[Stored records]
------------------------------

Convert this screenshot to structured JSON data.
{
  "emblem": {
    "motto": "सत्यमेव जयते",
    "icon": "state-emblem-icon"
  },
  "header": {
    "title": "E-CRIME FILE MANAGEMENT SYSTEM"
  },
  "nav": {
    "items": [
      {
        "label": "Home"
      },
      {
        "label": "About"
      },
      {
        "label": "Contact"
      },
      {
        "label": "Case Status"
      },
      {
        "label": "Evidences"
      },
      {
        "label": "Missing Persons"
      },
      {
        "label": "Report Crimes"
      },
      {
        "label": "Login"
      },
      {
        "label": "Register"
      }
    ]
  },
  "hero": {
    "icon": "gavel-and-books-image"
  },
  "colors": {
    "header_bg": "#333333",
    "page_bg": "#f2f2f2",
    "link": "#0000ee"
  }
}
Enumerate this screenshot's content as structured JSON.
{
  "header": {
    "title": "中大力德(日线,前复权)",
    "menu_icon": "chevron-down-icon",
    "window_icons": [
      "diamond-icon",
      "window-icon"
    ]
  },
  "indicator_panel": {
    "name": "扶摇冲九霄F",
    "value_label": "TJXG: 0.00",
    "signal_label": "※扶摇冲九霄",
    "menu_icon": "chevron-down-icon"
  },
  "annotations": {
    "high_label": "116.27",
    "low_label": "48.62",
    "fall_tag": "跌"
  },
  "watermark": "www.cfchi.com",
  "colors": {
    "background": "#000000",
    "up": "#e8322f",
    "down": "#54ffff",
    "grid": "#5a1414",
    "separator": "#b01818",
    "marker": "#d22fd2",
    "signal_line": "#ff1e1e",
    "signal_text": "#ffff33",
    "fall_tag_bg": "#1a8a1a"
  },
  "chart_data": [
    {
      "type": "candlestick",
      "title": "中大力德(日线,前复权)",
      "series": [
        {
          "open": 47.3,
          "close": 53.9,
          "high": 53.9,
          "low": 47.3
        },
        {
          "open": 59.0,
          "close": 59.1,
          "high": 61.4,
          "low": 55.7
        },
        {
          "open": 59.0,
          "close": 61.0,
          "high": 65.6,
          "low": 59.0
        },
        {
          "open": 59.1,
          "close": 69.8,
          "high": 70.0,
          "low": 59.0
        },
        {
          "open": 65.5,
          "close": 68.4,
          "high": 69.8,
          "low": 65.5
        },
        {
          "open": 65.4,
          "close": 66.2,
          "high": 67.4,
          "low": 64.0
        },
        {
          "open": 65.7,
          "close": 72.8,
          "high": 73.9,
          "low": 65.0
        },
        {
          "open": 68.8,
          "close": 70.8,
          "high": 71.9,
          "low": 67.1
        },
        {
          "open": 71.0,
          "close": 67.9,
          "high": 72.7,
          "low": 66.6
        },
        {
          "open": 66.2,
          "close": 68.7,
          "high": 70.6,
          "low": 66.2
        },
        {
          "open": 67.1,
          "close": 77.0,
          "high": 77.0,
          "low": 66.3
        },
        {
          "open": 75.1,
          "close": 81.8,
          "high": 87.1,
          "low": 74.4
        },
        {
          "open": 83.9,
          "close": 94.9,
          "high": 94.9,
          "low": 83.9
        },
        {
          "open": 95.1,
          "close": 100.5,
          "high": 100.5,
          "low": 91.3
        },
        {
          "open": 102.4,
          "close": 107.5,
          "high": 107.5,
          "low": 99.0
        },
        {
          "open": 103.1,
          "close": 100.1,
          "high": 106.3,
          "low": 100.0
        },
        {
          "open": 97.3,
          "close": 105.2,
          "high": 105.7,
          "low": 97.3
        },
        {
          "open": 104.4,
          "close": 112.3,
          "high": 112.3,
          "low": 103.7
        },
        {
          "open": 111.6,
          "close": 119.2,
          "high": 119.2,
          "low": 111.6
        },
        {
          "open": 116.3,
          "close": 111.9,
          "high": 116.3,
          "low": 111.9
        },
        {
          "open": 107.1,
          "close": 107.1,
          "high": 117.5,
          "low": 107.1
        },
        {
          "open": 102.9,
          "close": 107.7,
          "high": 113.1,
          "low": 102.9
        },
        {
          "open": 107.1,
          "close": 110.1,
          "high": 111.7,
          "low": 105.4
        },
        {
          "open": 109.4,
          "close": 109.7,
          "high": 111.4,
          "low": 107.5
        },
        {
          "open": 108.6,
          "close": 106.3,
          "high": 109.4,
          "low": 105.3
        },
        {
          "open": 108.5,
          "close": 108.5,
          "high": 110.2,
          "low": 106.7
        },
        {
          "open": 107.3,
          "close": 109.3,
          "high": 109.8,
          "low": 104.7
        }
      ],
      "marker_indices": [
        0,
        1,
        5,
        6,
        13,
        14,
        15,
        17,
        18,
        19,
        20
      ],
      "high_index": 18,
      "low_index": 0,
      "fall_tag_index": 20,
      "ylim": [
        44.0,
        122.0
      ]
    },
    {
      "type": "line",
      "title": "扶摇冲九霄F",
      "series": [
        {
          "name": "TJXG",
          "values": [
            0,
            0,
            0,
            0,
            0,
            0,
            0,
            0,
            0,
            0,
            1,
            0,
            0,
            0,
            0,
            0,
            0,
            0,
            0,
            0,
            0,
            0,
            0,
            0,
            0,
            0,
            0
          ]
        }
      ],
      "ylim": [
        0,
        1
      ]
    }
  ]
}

------------------------------

» EXERCISE: Write out the complete set of records exactly as given.

» EXERCISE SOLUTION:
Convert this screenshot to structured JSON data.
{
  "emblem": {
    "motto": "सत्यमेव जयते",
    "icon": "state-emblem-icon"
  },
  "header": {
    "title": "E-CRIME FILE MANAGEMENT SYSTEM"
  },
  "nav": {
    "items": [
      {
        "label": "Home"
      },
      {
        "label": "About"
      },
      {
        "label": "Contact"
      },
      {
        "label": "Case Status"
      },
      {
        "label": "Evidences"
      },
      {
        "label": "Missing Persons"
      },
      {
        "label": "Report Crimes"
      },
      {
        "label": "Login"
      },
      {
        "label": "Register"
      }
    ]
  },
  "hero": {
    "icon": "gavel-and-books-image"
  },
  "colors": {
    "header_bg": "#333333",
    "page_bg": "#f2f2f2",
    "link": "#0000ee"
  }
}
Enumerate this screenshot's content as structured JSON.
{
  "header": {
    "title": "中大力德(日线,前复权)",
    "menu_icon": "chevron-down-icon",
    "window_icons": [
      "diamond-icon",
      "window-icon"
    ]
  },
  "indicator_panel": {
    "name": "扶摇冲九霄F",
    "value_label": "TJXG: 0.00",
    "signal_label": "※扶摇冲九霄",
    "menu_icon": "chevron-down-icon"
  },
  "annotations": {
    "high_label": "116.27",
    "low_label": "48.62",
    "fall_tag": "跌"
  },
  "watermark": "www.cfchi.com",
  "colors": {
    "background": "#000000",
    "up": "#e8322f",
    "down": "#54ffff",
    "grid": "#5a1414",
    "separator": "#b01818",
    "marker": "#d22fd2",
    "signal_line": "#ff1e1e",
    "signal_text": "#ffff33",
    "fall_tag_bg": "#1a8a1a"
  },
  "chart_data": [
    {
      "type": "candlestick",
      "title": "中大力德(日线,前复权)",
      "series": [
        {
          "open": 47.3,
          "close": 53.9,
          "high": 53.9,
          "low": 47.3
        },
        {
          "open": 59.0,
          "close": 59.1,
          "high": 61.4,
          "low": 55.7
        },
        {
          "open": 59.0,
          "close": 61.0,
          "high": 65.6,
          "low": 59.0
        },
        {
          "open": 59.1,
          "close": 69.8,
          "high": 70.0,
          "low": 59.0
        },
        {
          "open": 65.5,
          "close": 68.4,
          "high": 69.8,
          "low": 65.5
        },
        {
          "open": 65.4,
          "close": 66.2,
          "high": 67.4,
          "low": 64.0
        },
        {
          "open": 65.7,
          "close": 72.8,
          "high": 73.9,
          "low": 65.0
        },
        {
          "open": 68.8,
          "close": 70.8,
          "high": 71.9,
          "low": 67.1
        },
        {
          "open": 71.0,
          "close": 67.9,
          "high": 72.7,
          "low": 66.6
        },
        {
          "open": 66.2,
          "close": 68.7,
          "high": 70.6,
          "low": 66.2
        },
        {
          "open": 67.1,
          "close": 77.0,
          "high": 77.0,
          "low": 66.3
        },
        {
          "open": 75.1,
          "close": 81.8,
          "high": 87.1,
          "low": 74.4
        },
        {
          "open": 83.9,
          "close": 94.9,
          "high": 94.9,
          "low": 83.9
        },
        {
          "open": 95.1,
          "close": 100.5,
          "high": 100.5,
          "low": 91.3
        },
        {
          "open": 102.4,
          "close": 107.5,
          "high": 107.5,
          "low": 99.0
        },
        {
          "open": 103.1,
          "close": 100.1,
          "high": 106.3,
          "low": 100.0
        },
        {
          "open": 97.3,
          "close": 105.2,
          "high": 105.7,
          "low": 97.3
        },
        {
          "open": 104.4,
          "close": 112.3,
          "high": 112.3,
          "low": 103.7
        },
        {
          "open": 111.6,
          "close": 119.2,
          "high": 119.2,
          "low": 111.6
        },
        {
          "open": 116.3,
          "close": 111.9,
          "high": 116.3,
          "low": 111.9
        },
        {
          "open": 107.1,
          "close": 107.1,
          "high": 117.5,
          "low": 107.1
        },
        {
          "open": 102.9,
          "close": 107.7,
          "high": 113.1,
          "low": 102.9
        },
        {
          "open": 107.1,
          "close": 110.1,
          "high": 111.7,
          "low": 105.4
        },
        {
          "open": 109.4,
          "close": 109.7,
          "high": 111.4,
          "low": 107.5
        },
        {
          "open": 108.6,
          "close": 106.3,
          "high": 109.4,
          "low": 105.3
        },
        {
          "open": 108.5,
          "close": 108.5,
          "high": 110.2,
          "low": 106.7
        },
        {
          "open": 107.3,
          "close": 109.3,
          "high": 109.8,
          "low": 104.7
        }
      ],
      "marker_indices": [
        0,
        1,
        5,
        6,
        13,
        14,
        15,
        17,
        18,
        19,
        20
      ],
      "high_index": 18,
      "low_index": 0,
      "fall_tag_index": 20,
      "ylim": [
        44.0,
        122.0
      ]
    },
    {
      "type": "line",
      "title": "扶摇冲九霄F",
      "series": [
        {
          "name": "TJXG",
          "values": [
            0,
            0,
            0,
            0,
            0,
            0,
            0,
            0,
            0,
            0,
            1,
            0,
            0,
            0,
            0,
            0,
            0,
            0,
            0,
            0,
            0,
            0,
            0,
            0,
            0,
            0,
            0
          ]
        }
      ],
      "ylim": [
        0,
        1
      ]
    }
  ]
}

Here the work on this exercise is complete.